DO THIS:
Reproduce exactly the lines from the one containing "Read all visible content and emit it as JSON." through the end of the entries, including both. Drop the pictures.

RECORDS FOR THE EXERCISE:

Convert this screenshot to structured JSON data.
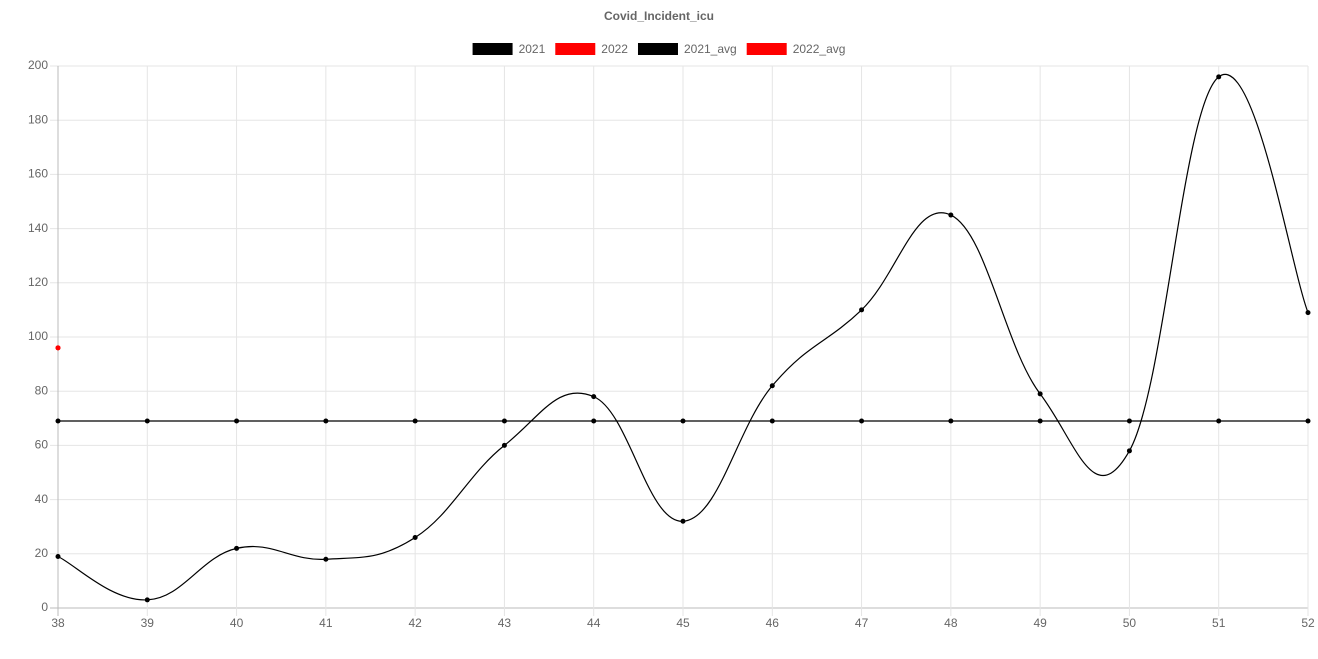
{
  "chart_data": {
    "type": "line",
    "title": "Covid_Incident_icu",
    "categories": [
      "38",
      "39",
      "40",
      "41",
      "42",
      "43",
      "44",
      "45",
      "46",
      "47",
      "48",
      "49",
      "50",
      "51",
      "52"
    ],
    "series": [
      {
        "name": "2021",
        "color": "#000000",
        "values": [
          19,
          3,
          22,
          18,
          26,
          60,
          78,
          32,
          82,
          110,
          145,
          79,
          58,
          196,
          109
        ]
      },
      {
        "name": "2022",
        "color": "#ff0000",
        "values": [
          96,
          null,
          null,
          null,
          null,
          null,
          null,
          null,
          null,
          null,
          null,
          null,
          null,
          null,
          null
        ]
      },
      {
        "name": "2021_avg",
        "color": "#000000",
        "values": [
          69,
          69,
          69,
          69,
          69,
          69,
          69,
          69,
          69,
          69,
          69,
          69,
          69,
          69,
          69
        ]
      },
      {
        "name": "2022_avg",
        "color": "#ff0000",
        "values": [
          96,
          null,
          null,
          null,
          null,
          null,
          null,
          null,
          null,
          null,
          null,
          null,
          null,
          null,
          null
        ]
      }
    ],
    "ylim": [
      0,
      200
    ],
    "yticks": [
      0,
      20,
      40,
      60,
      80,
      100,
      120,
      140,
      160,
      180,
      200
    ],
    "grid": true,
    "legend": "top"
  }
}
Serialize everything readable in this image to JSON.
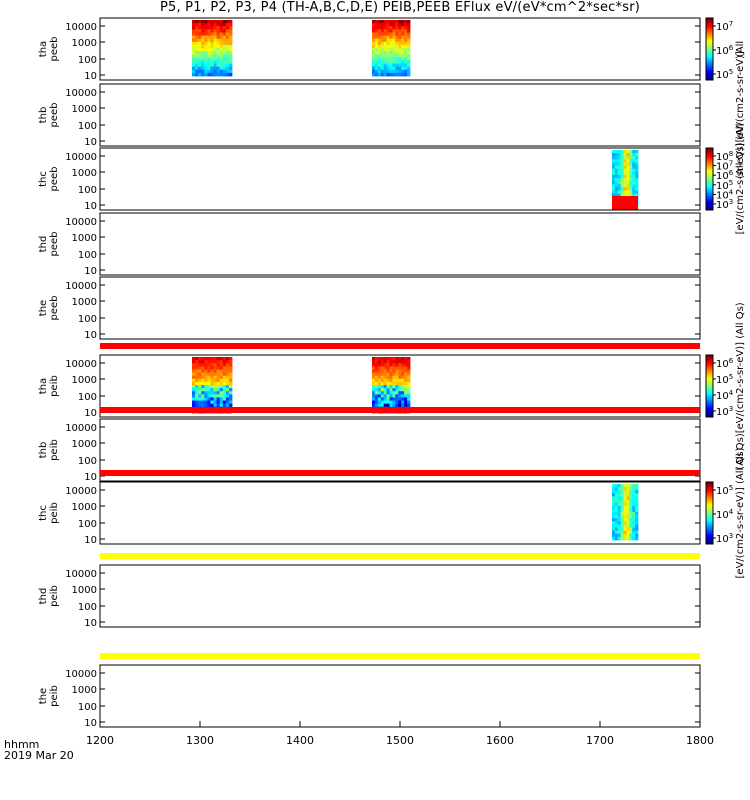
{
  "title": "P5, P1, P2, P3, P4 (TH-A,B,C,D,E) PEIB,PEEB EFlux eV/(eV*cm^2*sec*sr)",
  "time_label": "hhmm",
  "date_label": "2019 Mar 20",
  "colors": {
    "background": "#ffffff",
    "axis": "#000000",
    "bar_red": "#ff0000",
    "bar_yellow": "#ffff00"
  },
  "chart_data": {
    "type": "heatmap",
    "x_axis": {
      "range": [
        1200,
        1800
      ],
      "ticks": [
        "1200",
        "1300",
        "1400",
        "1500",
        "1600",
        "1700",
        "1800"
      ]
    },
    "y_ticks": [
      "10000",
      "1000",
      "100",
      "10"
    ],
    "y_ticks_alt": [
      "10000",
      "1000",
      "100",
      "10"
    ],
    "y_scale": "log",
    "panels": [
      {
        "probe": "tha",
        "product": "peeb",
        "colorbar": {
          "ticks": [
            "10^7",
            "10^6",
            "10^5"
          ],
          "label": "(All"
        },
        "intervals": [
          {
            "start": 1292,
            "end": 1332,
            "style": "hot"
          },
          {
            "start": 1472,
            "end": 1510,
            "style": "hot"
          }
        ]
      },
      {
        "probe": "thb",
        "product": "peeb",
        "colorbar": null,
        "side_label": "(All Qs)[eV/(cm2-s-sr-eV)]",
        "intervals": []
      },
      {
        "probe": "thc",
        "product": "peeb",
        "colorbar": {
          "ticks": [
            "10^8",
            "10^7",
            "10^6",
            "10^5",
            "10^4",
            "10^3"
          ],
          "label": "[eV/(cm2-s-sr-eV)] (All"
        },
        "intervals": [
          {
            "start": 1712,
            "end": 1738,
            "style": "cool"
          }
        ]
      },
      {
        "probe": "thd",
        "product": "peeb",
        "colorbar": null,
        "intervals": []
      },
      {
        "probe": "the",
        "product": "peeb",
        "colorbar": null,
        "intervals": []
      },
      {
        "probe": "tha",
        "product": "peib",
        "colorbar": {
          "ticks": [
            "10^6",
            "10^5",
            "10^4",
            "10^3"
          ],
          "label": "(All Qs)[eV/(cm2-s-sr-eV)] (All Qs)"
        },
        "top_bar": "bar_red",
        "intervals": [
          {
            "start": 1292,
            "end": 1332,
            "style": "ion"
          },
          {
            "start": 1472,
            "end": 1510,
            "style": "ion"
          }
        ]
      },
      {
        "probe": "thb",
        "product": "peib",
        "colorbar": null,
        "top_bar": "bar_red",
        "intervals": []
      },
      {
        "probe": "thc",
        "product": "peib",
        "colorbar": {
          "ticks": [
            "10^5",
            "10^4",
            "10^3"
          ],
          "label": "[eV/(cm2-s-sr-eV)] (All Qs)"
        },
        "top_bar": "bar_red",
        "intervals": [
          {
            "start": 1712,
            "end": 1738,
            "style": "cool"
          }
        ]
      },
      {
        "probe": "thd",
        "product": "peib",
        "colorbar": null,
        "top_bar": "bar_yellow",
        "intervals": []
      },
      {
        "probe": "the",
        "product": "peib",
        "colorbar": null,
        "top_bar": "bar_yellow",
        "intervals": []
      }
    ]
  }
}
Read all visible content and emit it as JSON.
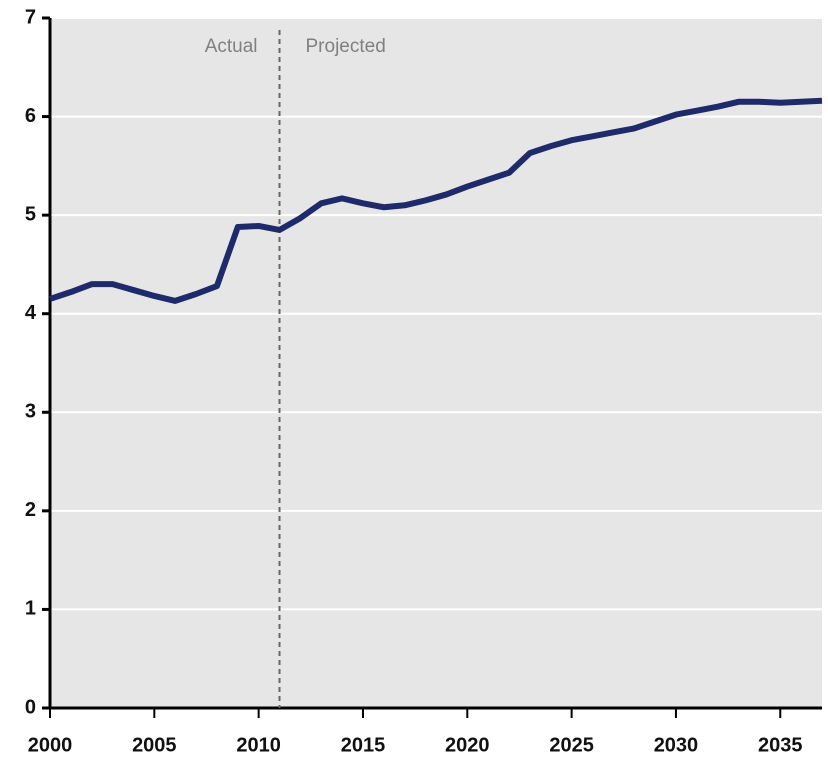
{
  "chart_data": {
    "type": "line",
    "x": [
      2000,
      2001,
      2002,
      2003,
      2004,
      2005,
      2006,
      2007,
      2008,
      2009,
      2010,
      2011,
      2012,
      2013,
      2014,
      2015,
      2016,
      2017,
      2018,
      2019,
      2020,
      2021,
      2022,
      2023,
      2024,
      2025,
      2026,
      2027,
      2028,
      2029,
      2030,
      2031,
      2032,
      2033,
      2034,
      2035,
      2036,
      2037
    ],
    "series": [
      {
        "color": "#1f2a6b",
        "values": [
          4.15,
          4.22,
          4.3,
          4.3,
          4.24,
          4.18,
          4.13,
          4.2,
          4.28,
          4.88,
          4.89,
          4.85,
          4.97,
          5.12,
          5.17,
          5.12,
          5.08,
          5.1,
          5.15,
          5.21,
          5.29,
          5.36,
          5.43,
          5.63,
          5.7,
          5.76,
          5.8,
          5.84,
          5.88,
          5.95,
          6.02,
          6.06,
          6.1,
          6.15,
          6.15,
          6.14,
          6.15,
          6.16
        ]
      }
    ],
    "xlim": [
      2000,
      2037
    ],
    "xticks": [
      2000,
      2005,
      2010,
      2015,
      2020,
      2025,
      2030,
      2035
    ],
    "ylim": [
      0,
      7
    ],
    "yticks": [
      0,
      1,
      2,
      3,
      4,
      5,
      6,
      7
    ],
    "grid": true,
    "divider_x": 2011,
    "annotations": [
      "Actual",
      "Projected"
    ]
  }
}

COMPLETE OUTPUT:
Read all visible content and emit it as JSON.
{
  "chart_data": {
    "type": "line",
    "x": [
      2000,
      2001,
      2002,
      2003,
      2004,
      2005,
      2006,
      2007,
      2008,
      2009,
      2010,
      2011,
      2012,
      2013,
      2014,
      2015,
      2016,
      2017,
      2018,
      2019,
      2020,
      2021,
      2022,
      2023,
      2024,
      2025,
      2026,
      2027,
      2028,
      2029,
      2030,
      2031,
      2032,
      2033,
      2034,
      2035,
      2036,
      2037
    ],
    "series": [
      {
        "color": "#1f2a6b",
        "values": [
          4.15,
          4.22,
          4.3,
          4.3,
          4.24,
          4.18,
          4.13,
          4.2,
          4.28,
          4.88,
          4.89,
          4.85,
          4.97,
          5.12,
          5.17,
          5.12,
          5.08,
          5.1,
          5.15,
          5.21,
          5.29,
          5.36,
          5.43,
          5.63,
          5.7,
          5.76,
          5.8,
          5.84,
          5.88,
          5.95,
          6.02,
          6.06,
          6.1,
          6.15,
          6.15,
          6.14,
          6.15,
          6.16
        ]
      }
    ],
    "xlim": [
      2000,
      2037
    ],
    "xticks": [
      2000,
      2005,
      2010,
      2015,
      2020,
      2025,
      2030,
      2035
    ],
    "ylim": [
      0,
      7
    ],
    "yticks": [
      0,
      1,
      2,
      3,
      4,
      5,
      6,
      7
    ],
    "grid": true,
    "divider_x": 2011,
    "annotations": [
      "Actual",
      "Projected"
    ]
  }
}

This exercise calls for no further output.